>> begin Data lines

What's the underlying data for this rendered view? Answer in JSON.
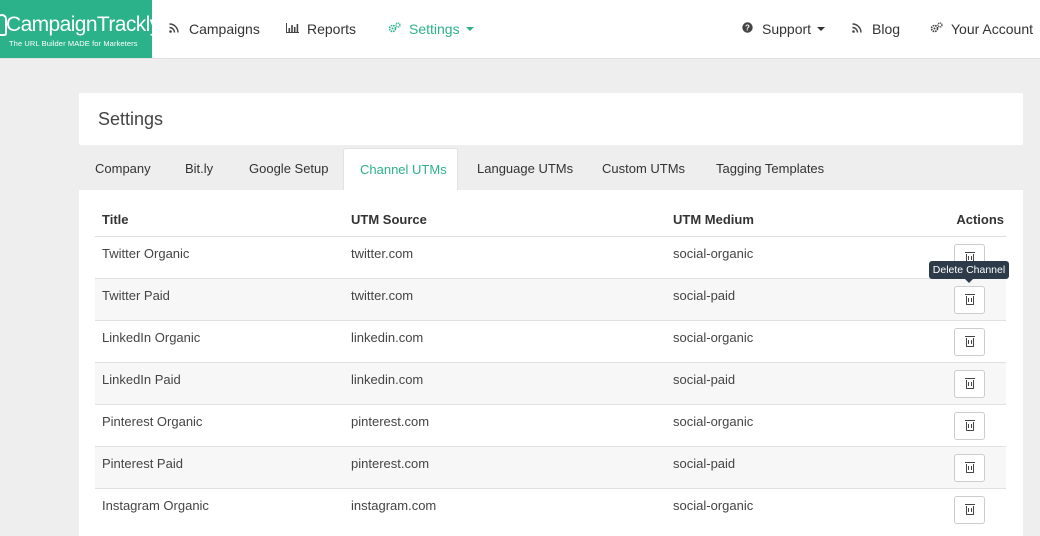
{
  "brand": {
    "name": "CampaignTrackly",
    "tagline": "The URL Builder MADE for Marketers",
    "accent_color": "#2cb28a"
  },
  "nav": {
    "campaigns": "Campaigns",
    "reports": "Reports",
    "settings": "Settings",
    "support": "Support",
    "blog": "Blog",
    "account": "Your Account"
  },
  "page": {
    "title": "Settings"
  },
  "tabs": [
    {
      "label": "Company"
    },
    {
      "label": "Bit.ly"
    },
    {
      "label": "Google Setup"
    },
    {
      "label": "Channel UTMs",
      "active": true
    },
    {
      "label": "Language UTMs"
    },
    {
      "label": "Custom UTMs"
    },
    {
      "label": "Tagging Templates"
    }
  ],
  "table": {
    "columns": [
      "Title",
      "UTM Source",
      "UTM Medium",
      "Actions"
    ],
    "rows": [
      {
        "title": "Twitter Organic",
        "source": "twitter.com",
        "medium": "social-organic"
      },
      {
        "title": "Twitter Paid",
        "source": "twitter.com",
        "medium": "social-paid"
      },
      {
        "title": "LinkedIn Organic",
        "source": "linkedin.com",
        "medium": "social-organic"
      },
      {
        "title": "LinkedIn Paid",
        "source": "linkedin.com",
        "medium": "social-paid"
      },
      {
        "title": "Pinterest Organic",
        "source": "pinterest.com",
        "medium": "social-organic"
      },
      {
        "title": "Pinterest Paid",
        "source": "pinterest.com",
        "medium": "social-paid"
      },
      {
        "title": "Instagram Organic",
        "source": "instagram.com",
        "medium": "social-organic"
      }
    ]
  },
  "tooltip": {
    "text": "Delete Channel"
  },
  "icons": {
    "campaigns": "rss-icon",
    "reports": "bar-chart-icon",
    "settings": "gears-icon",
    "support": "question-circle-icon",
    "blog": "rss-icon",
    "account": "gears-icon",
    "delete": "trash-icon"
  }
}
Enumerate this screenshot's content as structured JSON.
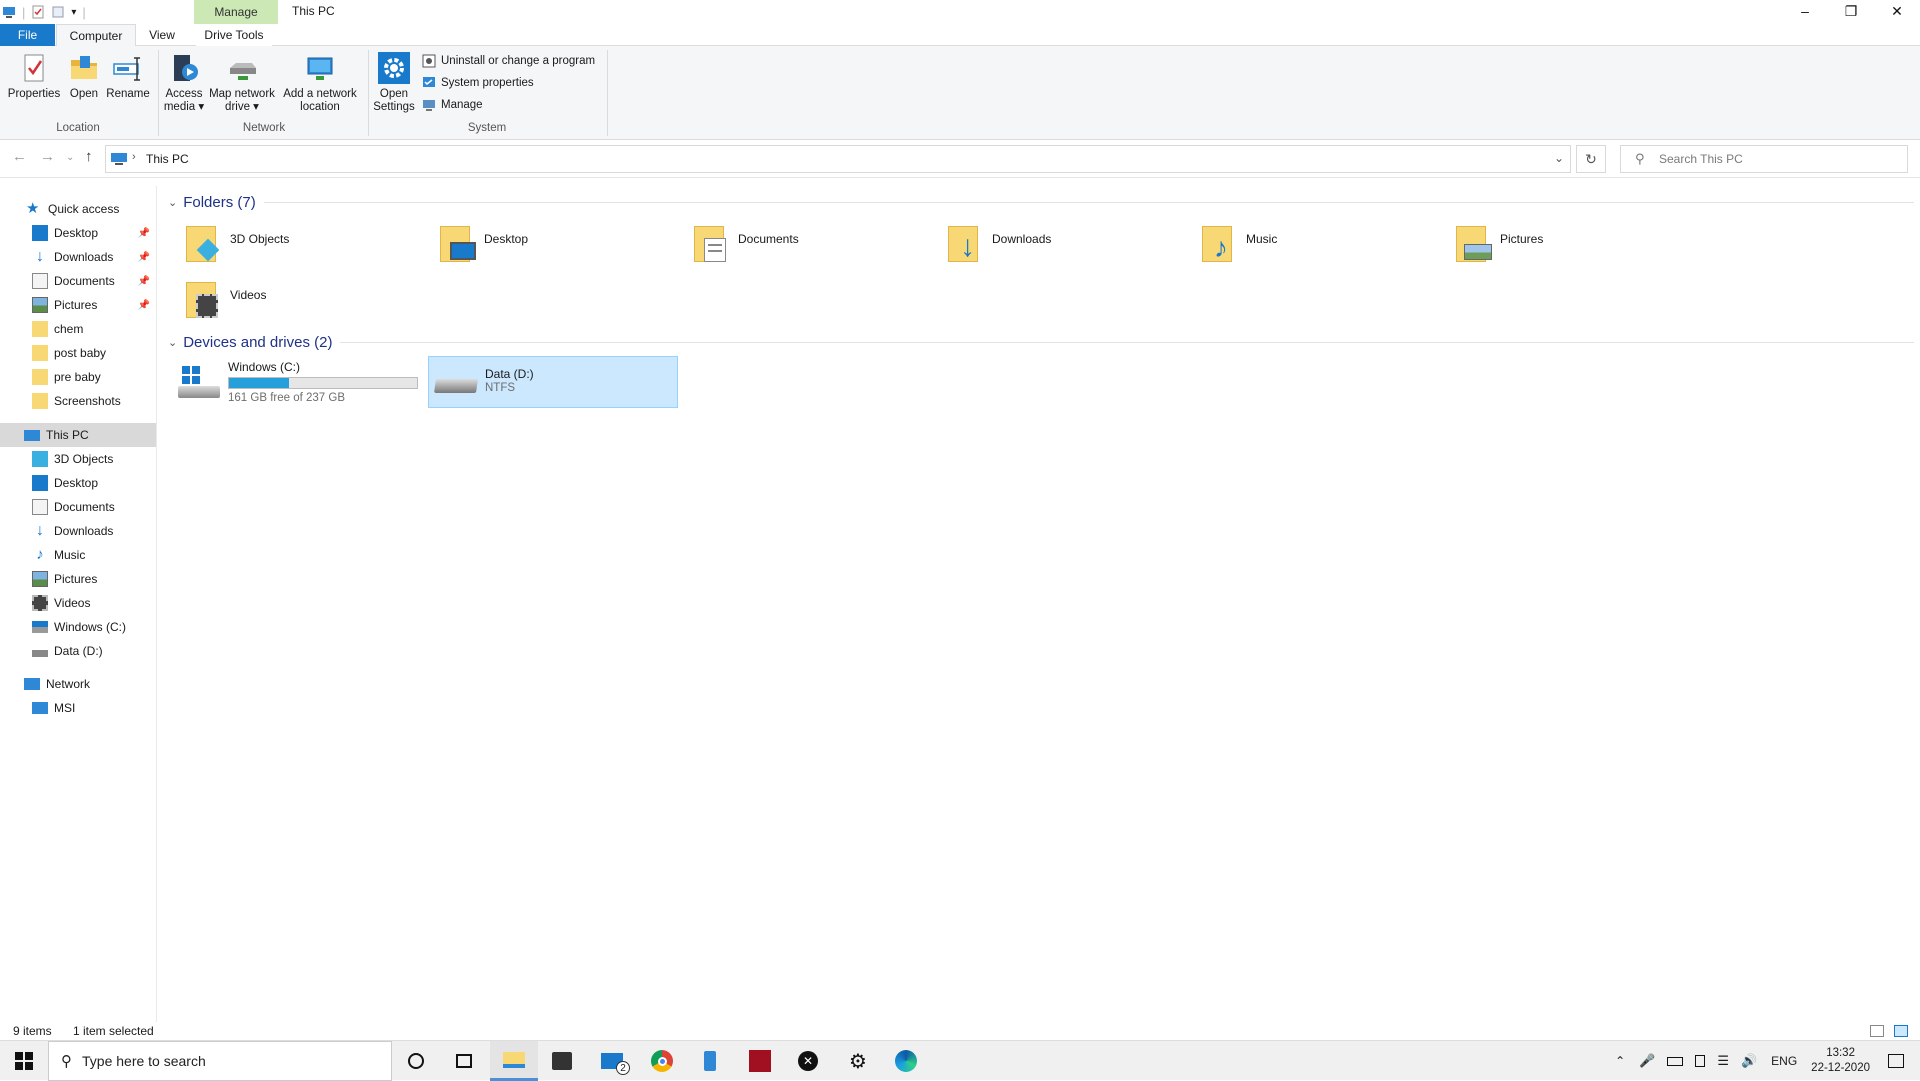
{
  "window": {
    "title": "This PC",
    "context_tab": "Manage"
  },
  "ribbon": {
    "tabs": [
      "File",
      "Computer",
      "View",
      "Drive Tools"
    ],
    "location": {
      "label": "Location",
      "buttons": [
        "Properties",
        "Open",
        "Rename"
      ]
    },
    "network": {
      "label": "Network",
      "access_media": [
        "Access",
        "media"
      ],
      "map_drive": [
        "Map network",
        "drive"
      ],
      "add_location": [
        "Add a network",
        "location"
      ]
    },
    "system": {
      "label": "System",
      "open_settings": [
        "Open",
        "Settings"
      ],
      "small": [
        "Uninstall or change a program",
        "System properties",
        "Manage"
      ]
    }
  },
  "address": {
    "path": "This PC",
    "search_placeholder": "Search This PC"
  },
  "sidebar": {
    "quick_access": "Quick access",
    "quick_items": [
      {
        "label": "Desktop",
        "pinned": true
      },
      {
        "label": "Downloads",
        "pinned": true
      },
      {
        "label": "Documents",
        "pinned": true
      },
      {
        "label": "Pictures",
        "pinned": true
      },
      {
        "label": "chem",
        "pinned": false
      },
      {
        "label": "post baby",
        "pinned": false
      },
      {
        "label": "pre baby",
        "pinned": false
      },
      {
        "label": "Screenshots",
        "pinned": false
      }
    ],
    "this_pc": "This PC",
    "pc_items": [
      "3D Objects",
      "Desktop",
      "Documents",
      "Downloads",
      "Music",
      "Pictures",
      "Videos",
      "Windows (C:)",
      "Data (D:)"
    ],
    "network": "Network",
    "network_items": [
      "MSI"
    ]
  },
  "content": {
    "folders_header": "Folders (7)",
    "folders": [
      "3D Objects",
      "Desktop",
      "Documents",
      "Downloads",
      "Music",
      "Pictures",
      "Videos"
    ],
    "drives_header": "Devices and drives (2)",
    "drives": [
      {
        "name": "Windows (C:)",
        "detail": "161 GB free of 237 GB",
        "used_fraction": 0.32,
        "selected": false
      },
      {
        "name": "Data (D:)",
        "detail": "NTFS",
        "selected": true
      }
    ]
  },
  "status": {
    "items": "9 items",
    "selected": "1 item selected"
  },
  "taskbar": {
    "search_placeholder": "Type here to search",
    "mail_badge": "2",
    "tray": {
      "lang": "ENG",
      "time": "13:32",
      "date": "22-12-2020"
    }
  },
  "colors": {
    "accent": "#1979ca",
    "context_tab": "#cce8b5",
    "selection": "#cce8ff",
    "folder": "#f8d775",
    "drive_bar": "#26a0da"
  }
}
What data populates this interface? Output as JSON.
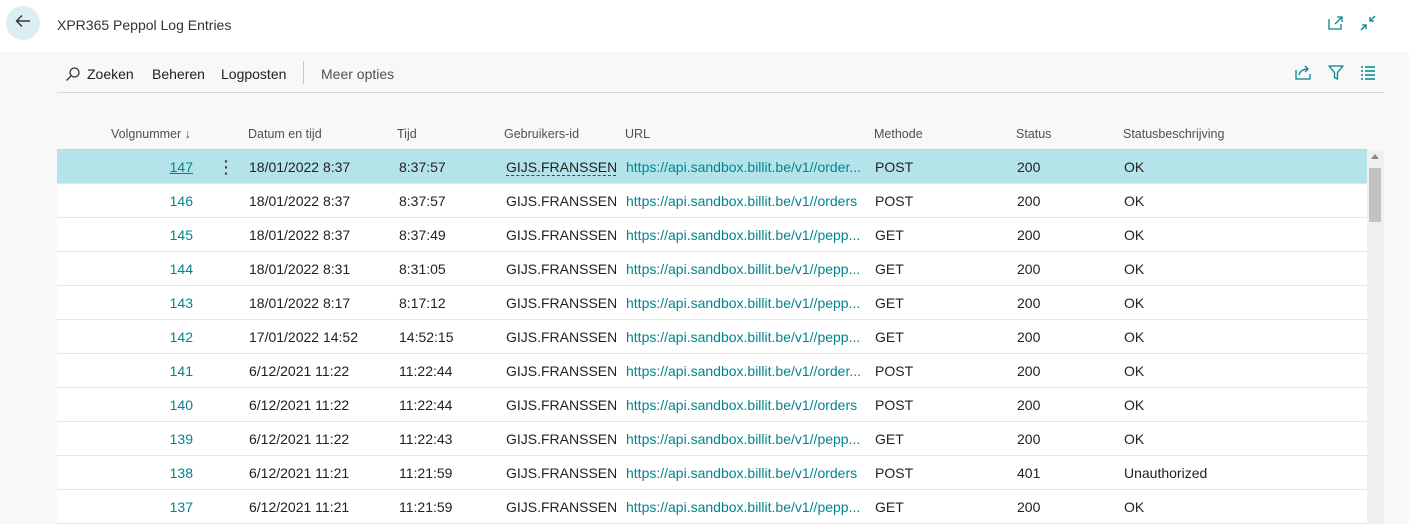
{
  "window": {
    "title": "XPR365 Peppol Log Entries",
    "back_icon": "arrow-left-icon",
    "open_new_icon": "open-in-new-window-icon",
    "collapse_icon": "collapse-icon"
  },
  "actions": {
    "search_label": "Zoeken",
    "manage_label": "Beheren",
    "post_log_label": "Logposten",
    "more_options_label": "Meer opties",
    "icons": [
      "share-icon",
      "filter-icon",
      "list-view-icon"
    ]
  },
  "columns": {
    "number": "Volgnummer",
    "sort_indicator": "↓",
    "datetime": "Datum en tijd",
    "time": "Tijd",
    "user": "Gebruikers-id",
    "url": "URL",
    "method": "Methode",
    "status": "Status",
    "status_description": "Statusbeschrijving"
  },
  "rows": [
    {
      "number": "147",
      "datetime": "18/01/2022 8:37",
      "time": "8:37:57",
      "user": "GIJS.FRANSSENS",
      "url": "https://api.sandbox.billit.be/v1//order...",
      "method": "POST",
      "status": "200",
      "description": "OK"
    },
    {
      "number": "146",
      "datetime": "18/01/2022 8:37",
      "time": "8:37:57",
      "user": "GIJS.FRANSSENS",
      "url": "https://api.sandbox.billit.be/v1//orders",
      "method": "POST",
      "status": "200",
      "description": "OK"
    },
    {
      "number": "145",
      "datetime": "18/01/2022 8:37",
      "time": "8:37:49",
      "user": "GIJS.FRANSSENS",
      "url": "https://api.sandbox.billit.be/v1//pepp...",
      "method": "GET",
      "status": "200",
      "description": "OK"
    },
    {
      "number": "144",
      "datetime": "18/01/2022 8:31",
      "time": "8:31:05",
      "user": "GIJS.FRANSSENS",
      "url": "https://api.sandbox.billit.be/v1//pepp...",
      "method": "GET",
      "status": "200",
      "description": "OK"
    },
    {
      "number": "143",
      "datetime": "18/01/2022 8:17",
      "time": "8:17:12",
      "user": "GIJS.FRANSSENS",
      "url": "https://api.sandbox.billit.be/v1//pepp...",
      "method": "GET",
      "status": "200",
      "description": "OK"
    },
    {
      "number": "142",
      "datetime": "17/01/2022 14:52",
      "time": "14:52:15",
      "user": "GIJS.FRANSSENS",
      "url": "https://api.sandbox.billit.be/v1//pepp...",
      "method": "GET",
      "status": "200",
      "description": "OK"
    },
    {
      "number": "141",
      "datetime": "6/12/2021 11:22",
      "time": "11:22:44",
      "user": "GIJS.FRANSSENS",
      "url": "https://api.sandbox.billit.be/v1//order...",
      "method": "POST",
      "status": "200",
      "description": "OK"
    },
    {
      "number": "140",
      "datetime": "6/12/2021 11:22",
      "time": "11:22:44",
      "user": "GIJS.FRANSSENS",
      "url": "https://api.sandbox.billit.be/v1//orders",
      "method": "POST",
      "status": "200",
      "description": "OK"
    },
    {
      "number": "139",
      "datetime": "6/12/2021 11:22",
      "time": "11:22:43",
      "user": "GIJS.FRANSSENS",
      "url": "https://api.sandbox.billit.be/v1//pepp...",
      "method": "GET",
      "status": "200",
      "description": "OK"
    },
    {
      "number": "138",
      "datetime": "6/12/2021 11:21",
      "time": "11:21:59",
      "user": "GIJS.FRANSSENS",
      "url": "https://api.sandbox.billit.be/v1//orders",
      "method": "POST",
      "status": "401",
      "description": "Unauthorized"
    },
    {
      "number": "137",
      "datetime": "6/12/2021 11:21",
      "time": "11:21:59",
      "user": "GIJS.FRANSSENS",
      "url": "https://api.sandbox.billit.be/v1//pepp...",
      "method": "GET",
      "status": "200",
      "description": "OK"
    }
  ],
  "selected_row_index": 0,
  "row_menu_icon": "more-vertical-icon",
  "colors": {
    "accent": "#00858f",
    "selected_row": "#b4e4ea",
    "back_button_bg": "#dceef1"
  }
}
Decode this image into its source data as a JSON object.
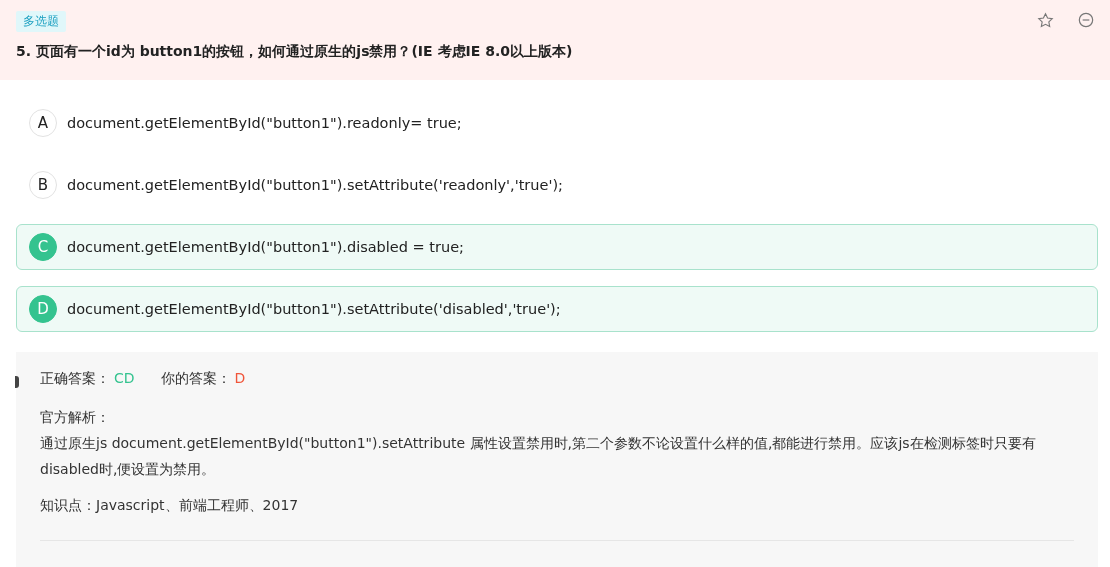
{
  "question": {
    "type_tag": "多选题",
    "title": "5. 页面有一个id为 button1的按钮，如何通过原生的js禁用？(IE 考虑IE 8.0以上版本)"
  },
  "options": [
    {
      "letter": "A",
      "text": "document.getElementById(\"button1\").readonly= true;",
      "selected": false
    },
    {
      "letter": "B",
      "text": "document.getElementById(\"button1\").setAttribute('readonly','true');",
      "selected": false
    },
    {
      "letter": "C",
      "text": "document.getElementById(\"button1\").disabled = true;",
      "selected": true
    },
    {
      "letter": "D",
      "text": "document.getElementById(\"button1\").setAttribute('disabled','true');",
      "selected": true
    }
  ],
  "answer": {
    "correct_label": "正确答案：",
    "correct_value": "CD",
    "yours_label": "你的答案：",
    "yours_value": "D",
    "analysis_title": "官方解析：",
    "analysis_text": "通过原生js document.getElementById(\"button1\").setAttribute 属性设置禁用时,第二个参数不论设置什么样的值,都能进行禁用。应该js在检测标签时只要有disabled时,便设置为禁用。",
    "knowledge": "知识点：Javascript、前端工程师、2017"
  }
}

>> end Data lines

## Request
Only lines with the word "Channel" are wanted, so copy each one from the records.

## Expected output
      "label": "Channel UTMs",
    "text": "Delete Channel"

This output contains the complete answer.